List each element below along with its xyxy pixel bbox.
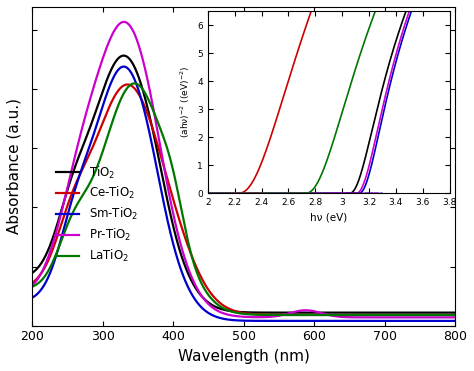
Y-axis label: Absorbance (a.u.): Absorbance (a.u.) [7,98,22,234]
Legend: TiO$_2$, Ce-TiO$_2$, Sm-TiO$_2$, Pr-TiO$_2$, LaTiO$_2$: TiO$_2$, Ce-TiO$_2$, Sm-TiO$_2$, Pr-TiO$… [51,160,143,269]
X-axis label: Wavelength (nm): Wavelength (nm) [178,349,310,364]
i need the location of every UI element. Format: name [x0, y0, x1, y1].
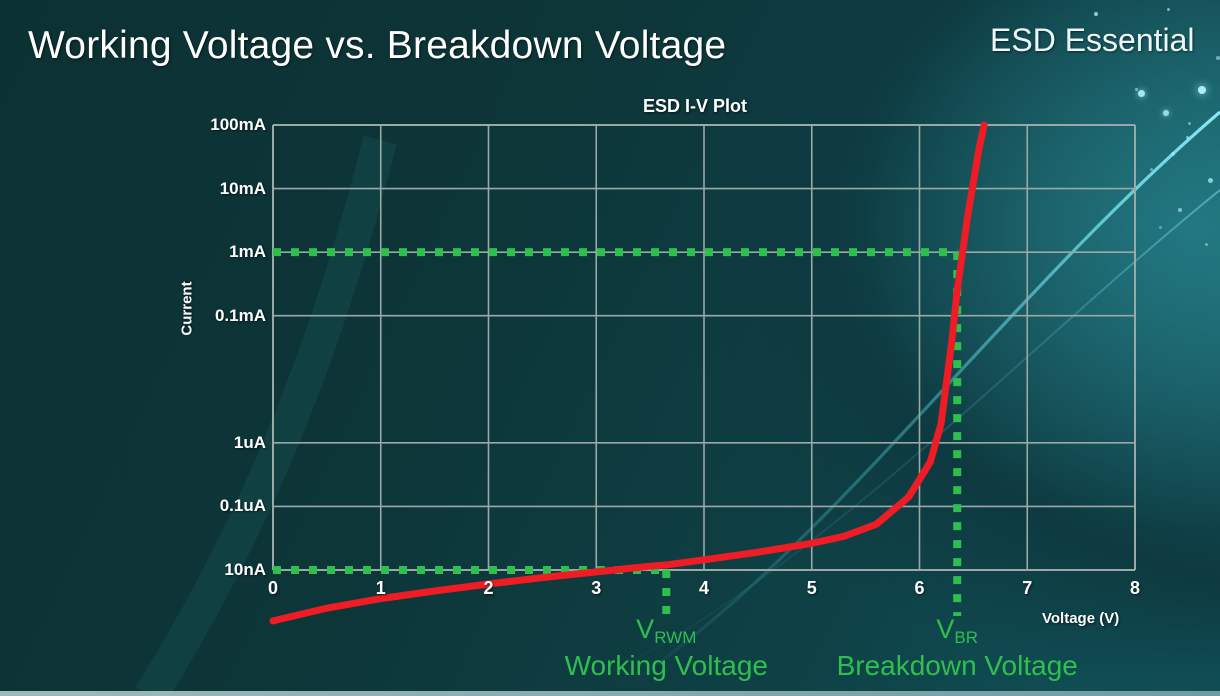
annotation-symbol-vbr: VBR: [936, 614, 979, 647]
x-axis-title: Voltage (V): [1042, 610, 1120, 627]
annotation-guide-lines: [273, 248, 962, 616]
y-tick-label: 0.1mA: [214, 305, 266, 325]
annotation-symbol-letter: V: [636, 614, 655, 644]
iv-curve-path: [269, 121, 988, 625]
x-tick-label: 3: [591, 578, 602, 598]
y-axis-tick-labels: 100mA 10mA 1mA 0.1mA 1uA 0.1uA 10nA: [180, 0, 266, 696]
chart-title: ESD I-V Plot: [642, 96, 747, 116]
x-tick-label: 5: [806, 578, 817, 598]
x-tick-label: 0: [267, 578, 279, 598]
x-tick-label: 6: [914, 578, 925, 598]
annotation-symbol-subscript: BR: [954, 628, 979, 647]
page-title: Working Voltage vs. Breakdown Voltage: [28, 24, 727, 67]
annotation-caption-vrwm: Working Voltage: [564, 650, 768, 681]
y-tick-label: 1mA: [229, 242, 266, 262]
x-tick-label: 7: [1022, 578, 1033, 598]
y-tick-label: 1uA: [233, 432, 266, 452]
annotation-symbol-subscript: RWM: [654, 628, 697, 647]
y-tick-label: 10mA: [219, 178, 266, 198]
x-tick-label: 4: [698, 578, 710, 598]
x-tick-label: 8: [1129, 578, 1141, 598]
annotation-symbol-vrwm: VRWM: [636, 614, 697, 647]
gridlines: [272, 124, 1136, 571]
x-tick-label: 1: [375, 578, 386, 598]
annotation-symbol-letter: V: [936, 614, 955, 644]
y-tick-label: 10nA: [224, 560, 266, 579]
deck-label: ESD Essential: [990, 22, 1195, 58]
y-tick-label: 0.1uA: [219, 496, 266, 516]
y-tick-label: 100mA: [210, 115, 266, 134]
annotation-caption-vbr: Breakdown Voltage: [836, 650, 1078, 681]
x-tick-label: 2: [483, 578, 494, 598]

#### Problem statement
Which lines in the entries above contain the string "axis"? Pull out each of those lines in full.

#### Answer to this task
Y-axis label: Absorbance (a.u.): Absorbance (a.u.) [7,98,22,234]
X-axis label: Wavelength (nm): Wavelength (nm) [178,349,310,364]
x-axis-title: Voltage (V): [1042, 610, 1120, 627]
y-axis-tick-labels: 100mA 10mA 1mA 0.1mA 1uA 0.1uA 10nA: [180, 0, 266, 696]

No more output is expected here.